begin Raw data

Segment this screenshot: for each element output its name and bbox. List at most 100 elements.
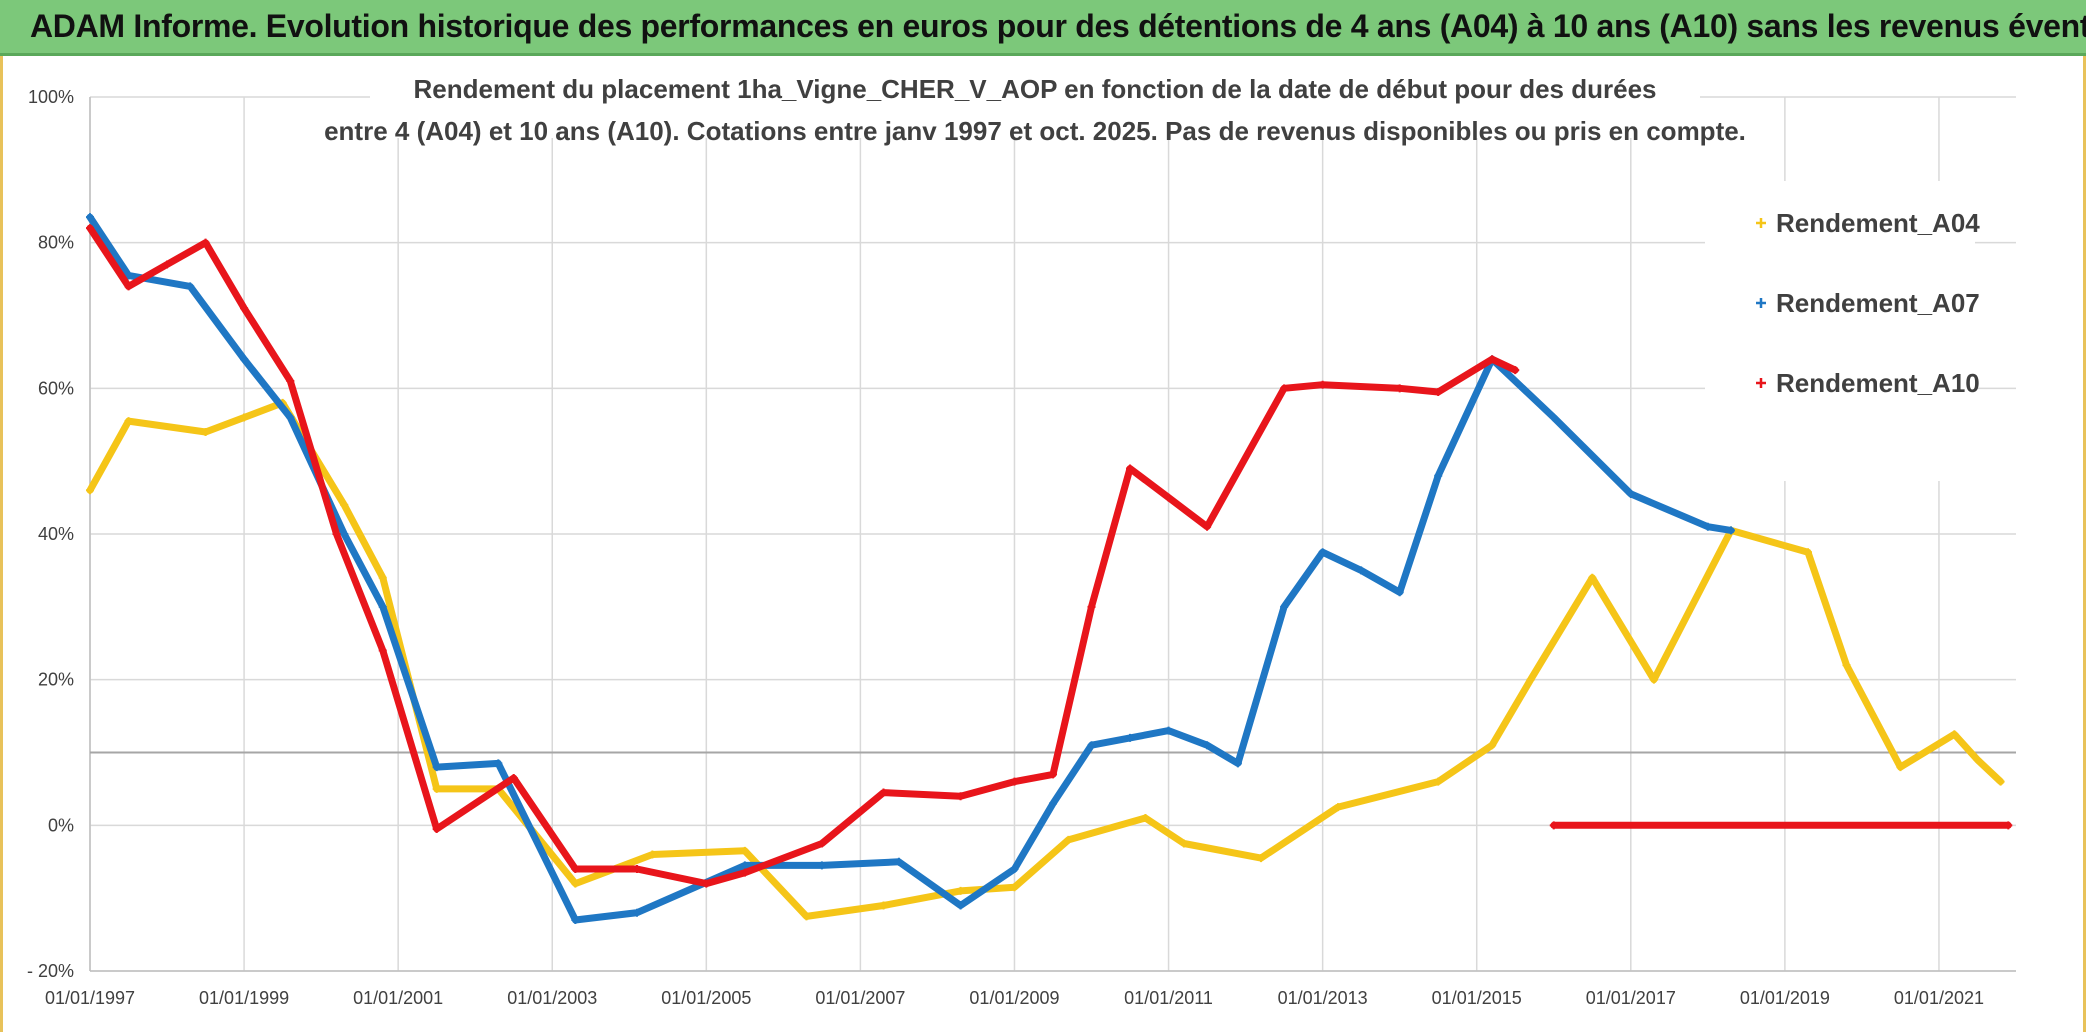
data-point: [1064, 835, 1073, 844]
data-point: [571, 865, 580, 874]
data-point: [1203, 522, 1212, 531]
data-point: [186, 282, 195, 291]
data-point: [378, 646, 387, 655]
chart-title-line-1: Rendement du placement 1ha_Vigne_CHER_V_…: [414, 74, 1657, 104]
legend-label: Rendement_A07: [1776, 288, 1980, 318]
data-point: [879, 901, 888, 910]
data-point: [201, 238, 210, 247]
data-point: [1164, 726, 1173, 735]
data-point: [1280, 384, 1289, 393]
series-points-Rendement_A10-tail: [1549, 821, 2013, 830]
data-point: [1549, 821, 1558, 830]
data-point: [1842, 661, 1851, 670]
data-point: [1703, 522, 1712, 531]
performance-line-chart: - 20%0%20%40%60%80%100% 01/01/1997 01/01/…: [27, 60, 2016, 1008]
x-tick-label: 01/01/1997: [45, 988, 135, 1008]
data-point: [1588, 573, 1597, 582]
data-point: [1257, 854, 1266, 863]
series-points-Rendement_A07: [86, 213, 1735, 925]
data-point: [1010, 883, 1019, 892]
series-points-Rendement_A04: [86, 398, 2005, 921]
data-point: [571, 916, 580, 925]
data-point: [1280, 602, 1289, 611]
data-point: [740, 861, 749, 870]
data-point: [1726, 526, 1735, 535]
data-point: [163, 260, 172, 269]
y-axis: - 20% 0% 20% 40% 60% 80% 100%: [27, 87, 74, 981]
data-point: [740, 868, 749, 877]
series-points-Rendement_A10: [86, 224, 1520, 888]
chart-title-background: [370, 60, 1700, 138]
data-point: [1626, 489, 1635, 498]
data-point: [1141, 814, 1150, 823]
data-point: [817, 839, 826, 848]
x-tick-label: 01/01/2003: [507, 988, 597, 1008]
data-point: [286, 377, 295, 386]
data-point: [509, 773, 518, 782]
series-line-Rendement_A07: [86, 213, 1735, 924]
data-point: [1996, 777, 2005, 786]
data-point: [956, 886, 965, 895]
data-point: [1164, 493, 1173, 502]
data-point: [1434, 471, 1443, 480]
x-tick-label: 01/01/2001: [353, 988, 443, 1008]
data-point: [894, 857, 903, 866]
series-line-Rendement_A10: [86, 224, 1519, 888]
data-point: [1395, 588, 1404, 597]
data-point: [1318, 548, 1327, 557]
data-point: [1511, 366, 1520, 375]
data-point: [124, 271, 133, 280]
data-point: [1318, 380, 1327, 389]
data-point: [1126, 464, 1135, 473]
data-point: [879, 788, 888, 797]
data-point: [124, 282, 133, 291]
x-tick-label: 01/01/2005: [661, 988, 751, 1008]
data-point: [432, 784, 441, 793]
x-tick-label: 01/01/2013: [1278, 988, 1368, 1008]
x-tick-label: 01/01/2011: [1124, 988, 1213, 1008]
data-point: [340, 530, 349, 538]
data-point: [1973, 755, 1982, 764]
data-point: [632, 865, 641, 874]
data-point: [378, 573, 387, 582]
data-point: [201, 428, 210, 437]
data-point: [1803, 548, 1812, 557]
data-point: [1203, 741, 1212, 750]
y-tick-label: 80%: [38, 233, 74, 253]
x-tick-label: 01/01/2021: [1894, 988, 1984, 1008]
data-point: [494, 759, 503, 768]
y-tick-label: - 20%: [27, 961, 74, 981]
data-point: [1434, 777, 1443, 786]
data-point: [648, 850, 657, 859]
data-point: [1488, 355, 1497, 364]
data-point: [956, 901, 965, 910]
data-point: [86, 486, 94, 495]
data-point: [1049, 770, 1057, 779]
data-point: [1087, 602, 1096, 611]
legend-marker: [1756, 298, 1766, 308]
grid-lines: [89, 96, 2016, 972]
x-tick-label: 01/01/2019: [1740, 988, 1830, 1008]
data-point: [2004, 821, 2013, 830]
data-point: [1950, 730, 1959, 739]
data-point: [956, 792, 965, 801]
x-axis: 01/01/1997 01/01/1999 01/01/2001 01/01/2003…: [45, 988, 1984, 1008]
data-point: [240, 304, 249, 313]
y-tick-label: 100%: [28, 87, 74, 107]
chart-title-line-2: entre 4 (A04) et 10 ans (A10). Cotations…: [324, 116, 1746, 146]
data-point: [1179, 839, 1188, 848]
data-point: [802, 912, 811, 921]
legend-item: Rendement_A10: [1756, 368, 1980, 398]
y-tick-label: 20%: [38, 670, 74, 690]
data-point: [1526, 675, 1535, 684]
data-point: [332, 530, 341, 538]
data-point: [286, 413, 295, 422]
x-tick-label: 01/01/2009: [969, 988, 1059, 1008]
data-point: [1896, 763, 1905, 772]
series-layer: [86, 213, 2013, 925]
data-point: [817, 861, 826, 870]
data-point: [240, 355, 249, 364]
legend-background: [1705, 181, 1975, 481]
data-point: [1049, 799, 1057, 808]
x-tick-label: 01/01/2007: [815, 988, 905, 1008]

end Raw data
begin Raw data

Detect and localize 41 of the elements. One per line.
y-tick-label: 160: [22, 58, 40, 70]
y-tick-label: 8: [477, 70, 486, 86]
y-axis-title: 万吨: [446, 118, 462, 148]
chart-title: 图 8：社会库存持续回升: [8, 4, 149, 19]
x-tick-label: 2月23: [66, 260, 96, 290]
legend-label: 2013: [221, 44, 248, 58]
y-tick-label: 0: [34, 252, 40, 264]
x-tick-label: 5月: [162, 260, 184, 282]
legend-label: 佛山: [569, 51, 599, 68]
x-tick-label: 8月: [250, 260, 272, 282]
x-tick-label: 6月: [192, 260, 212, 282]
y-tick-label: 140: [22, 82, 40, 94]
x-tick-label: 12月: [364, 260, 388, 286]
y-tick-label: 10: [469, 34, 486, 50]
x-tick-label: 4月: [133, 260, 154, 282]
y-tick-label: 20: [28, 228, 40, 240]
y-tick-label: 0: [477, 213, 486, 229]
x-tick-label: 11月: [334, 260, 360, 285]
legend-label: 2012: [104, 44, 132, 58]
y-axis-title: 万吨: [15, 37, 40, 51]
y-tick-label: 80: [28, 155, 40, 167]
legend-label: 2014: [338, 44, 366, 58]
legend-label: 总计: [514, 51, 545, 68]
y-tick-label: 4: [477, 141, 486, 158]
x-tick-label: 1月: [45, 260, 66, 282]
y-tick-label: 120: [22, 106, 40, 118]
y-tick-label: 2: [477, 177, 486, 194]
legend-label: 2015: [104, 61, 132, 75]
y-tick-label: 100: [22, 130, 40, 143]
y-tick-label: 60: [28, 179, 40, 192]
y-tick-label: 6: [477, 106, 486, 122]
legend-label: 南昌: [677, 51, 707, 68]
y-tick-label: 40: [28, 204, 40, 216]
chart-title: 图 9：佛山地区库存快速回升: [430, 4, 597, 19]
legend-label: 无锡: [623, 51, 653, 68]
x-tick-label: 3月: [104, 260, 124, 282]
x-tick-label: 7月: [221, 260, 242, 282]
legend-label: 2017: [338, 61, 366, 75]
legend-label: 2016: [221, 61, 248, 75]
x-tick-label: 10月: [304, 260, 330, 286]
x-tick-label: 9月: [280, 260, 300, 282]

end Raw data

▶ **What is required**
Can you copy the lines of the records word for word, beginning at the line that contains "Detect and localize" and stopping after the line that contains "x-tick-label: 11月: [334, 260, 360, 285]"?

▶ **Solution for this exercise**
Detect and localize 41 of the elements. One per line.
y-tick-label: 160: [22, 58, 40, 70]
y-tick-label: 8: [477, 70, 486, 86]
y-axis-title: 万吨: [446, 118, 462, 148]
chart-title: 图 8：社会库存持续回升: [8, 4, 149, 19]
x-tick-label: 2月23: [66, 260, 96, 290]
legend-label: 2013: [221, 44, 248, 58]
y-tick-label: 0: [34, 252, 40, 264]
x-tick-label: 5月: [162, 260, 184, 282]
legend-label: 佛山: [569, 51, 599, 68]
x-tick-label: 8月: [250, 260, 272, 282]
x-tick-label: 6月: [192, 260, 212, 282]
y-tick-label: 140: [22, 82, 40, 94]
x-tick-label: 12月: [364, 260, 388, 286]
y-tick-label: 10: [469, 34, 486, 50]
x-tick-label: 4月: [133, 260, 154, 282]
y-tick-label: 20: [28, 228, 40, 240]
y-tick-label: 0: [477, 213, 486, 229]
x-tick-label: 11月: [334, 260, 360, 285]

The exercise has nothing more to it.